● **GIVEN DATA**:
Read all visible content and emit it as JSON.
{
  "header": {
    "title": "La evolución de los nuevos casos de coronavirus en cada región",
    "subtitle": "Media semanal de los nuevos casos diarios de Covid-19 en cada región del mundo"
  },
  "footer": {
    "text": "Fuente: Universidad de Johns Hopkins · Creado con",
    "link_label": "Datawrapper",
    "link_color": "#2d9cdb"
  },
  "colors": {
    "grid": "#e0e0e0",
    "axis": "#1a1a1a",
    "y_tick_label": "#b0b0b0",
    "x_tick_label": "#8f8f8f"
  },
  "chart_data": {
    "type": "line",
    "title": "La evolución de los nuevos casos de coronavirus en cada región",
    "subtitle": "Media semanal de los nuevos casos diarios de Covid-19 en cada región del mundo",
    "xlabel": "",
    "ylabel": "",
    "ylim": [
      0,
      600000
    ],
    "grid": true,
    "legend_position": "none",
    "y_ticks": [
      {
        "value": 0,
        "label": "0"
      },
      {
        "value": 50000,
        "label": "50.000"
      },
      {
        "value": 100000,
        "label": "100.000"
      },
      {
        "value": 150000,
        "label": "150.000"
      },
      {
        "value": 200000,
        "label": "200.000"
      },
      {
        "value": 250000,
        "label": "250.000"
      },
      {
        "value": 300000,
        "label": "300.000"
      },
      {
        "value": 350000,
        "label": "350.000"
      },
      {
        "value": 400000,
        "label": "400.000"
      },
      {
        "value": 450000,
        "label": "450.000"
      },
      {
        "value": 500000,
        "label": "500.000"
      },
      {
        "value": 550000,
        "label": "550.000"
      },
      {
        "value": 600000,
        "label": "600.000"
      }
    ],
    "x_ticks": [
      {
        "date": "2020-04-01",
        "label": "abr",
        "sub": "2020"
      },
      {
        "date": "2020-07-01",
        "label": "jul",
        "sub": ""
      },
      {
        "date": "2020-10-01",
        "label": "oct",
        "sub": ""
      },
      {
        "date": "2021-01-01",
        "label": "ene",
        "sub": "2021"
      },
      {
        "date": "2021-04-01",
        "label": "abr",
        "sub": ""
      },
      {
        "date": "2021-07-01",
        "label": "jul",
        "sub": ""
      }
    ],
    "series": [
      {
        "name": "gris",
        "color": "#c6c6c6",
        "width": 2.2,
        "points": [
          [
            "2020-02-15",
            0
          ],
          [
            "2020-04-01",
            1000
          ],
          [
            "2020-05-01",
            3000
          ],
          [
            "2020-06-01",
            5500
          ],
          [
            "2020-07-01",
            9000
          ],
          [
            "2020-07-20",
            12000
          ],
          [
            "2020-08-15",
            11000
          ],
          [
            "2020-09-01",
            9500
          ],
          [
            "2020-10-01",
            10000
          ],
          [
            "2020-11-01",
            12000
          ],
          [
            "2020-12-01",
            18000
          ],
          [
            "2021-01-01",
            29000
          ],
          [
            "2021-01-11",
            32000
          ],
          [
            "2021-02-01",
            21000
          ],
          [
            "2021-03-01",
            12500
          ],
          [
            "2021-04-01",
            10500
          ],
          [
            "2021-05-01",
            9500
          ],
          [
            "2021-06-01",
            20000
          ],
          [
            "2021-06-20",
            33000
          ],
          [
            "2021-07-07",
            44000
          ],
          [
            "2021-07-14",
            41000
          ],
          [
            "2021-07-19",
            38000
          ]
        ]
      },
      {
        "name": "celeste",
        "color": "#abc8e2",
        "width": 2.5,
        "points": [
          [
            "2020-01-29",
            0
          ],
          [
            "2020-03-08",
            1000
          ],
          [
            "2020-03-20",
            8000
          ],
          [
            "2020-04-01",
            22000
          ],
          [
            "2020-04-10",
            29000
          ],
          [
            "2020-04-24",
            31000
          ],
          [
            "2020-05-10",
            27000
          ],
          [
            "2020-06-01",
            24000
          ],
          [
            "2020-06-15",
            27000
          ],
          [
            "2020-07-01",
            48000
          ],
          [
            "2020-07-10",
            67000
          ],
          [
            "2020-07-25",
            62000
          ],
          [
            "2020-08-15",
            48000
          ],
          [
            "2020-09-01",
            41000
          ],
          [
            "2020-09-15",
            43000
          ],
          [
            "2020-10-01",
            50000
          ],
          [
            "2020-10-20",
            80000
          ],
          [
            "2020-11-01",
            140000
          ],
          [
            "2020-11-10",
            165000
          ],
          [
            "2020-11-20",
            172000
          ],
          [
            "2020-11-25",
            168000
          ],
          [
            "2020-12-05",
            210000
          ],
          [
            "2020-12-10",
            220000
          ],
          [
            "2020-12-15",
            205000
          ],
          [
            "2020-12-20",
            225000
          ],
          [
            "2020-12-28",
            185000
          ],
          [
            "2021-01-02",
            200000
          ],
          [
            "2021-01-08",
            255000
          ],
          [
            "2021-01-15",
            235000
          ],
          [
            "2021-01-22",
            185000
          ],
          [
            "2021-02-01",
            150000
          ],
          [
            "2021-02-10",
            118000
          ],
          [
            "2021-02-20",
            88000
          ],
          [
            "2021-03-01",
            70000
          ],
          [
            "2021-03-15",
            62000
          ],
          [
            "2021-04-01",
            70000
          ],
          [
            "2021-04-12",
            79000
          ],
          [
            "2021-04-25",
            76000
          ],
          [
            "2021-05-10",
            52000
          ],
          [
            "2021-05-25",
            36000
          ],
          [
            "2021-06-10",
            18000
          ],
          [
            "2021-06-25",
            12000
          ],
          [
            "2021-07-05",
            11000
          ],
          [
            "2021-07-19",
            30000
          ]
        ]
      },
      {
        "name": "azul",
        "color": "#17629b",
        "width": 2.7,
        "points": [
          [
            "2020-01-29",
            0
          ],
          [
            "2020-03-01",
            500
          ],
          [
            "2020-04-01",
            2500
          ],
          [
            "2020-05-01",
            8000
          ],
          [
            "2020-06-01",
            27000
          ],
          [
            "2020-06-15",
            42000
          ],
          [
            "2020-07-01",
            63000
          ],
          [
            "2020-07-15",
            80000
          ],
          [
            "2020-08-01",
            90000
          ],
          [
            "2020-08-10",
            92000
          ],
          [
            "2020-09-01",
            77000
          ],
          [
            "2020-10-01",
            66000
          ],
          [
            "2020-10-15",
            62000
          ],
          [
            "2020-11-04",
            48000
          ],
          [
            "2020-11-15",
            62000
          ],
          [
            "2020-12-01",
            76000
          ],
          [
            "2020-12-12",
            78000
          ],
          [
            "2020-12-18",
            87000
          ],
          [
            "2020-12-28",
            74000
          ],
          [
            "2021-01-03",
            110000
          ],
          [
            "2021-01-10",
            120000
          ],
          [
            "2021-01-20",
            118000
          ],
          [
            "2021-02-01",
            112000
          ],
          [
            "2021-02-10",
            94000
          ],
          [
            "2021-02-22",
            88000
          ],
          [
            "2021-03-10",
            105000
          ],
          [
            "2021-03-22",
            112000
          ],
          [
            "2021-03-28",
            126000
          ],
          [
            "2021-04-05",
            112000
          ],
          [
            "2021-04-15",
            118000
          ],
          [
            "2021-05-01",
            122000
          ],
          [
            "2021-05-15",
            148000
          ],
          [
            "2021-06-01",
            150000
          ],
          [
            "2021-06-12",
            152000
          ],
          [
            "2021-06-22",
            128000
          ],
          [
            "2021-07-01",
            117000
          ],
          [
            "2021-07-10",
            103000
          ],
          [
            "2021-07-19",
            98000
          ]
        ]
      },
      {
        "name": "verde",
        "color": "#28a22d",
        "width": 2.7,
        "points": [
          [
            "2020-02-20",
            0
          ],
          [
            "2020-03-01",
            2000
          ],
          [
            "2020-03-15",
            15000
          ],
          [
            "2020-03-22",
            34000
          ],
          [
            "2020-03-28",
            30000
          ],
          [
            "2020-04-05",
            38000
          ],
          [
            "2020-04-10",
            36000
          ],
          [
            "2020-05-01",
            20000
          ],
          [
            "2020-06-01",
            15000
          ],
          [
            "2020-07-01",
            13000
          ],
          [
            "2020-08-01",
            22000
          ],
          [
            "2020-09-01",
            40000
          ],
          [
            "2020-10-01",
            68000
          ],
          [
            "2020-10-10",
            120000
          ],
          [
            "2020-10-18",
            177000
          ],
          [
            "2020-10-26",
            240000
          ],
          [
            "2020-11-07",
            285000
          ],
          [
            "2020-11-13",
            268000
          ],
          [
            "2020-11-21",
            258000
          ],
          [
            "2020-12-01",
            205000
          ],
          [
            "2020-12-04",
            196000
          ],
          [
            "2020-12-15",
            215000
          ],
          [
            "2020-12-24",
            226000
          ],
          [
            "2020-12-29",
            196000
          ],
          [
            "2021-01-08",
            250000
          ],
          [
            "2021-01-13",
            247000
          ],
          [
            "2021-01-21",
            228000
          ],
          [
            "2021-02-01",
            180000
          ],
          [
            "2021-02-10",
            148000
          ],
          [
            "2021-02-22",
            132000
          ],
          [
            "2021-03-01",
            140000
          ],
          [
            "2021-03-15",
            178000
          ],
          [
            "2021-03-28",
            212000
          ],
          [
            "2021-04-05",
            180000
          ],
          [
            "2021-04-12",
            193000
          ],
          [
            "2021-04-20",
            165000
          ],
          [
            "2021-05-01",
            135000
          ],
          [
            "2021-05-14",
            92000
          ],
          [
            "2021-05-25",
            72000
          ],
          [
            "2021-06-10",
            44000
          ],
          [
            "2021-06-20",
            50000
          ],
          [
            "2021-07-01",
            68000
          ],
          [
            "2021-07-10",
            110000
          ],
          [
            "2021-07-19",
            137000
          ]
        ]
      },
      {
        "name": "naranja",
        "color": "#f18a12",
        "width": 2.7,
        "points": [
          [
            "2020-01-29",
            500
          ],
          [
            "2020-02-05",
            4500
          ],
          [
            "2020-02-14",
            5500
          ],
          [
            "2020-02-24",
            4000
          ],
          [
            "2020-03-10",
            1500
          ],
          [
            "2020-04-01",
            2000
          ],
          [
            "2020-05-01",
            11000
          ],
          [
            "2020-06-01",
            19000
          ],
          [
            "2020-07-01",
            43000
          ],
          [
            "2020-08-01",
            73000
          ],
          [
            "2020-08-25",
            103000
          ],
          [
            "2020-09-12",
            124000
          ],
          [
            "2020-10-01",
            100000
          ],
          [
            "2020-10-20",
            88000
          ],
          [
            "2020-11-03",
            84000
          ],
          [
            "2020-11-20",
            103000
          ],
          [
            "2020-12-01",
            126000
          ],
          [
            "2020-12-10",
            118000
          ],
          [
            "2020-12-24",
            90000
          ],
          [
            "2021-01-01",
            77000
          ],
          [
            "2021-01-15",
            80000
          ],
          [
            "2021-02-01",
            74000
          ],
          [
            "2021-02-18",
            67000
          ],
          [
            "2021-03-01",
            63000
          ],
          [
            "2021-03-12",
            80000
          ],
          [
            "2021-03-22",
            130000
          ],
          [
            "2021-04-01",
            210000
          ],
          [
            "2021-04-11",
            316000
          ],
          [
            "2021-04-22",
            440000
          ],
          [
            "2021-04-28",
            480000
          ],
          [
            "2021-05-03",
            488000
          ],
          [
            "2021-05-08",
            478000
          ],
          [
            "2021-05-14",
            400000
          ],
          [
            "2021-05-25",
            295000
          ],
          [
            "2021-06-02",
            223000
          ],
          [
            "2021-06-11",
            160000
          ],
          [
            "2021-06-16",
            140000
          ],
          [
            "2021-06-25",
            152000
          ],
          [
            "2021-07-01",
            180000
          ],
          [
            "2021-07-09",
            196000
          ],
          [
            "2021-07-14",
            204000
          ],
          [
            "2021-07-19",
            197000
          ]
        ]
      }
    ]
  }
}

● **WHAT IS REQUIRED**:
Filter the material above down to the lines that hold the word "subtitle".

● **TASK RESPONSE**:
    "subtitle": "Media semanal de los nuevos casos diarios de Covid-19 en cada región del mundo"
    "subtitle": "Media semanal de los nuevos casos diarios de Covid-19 en cada región del mundo",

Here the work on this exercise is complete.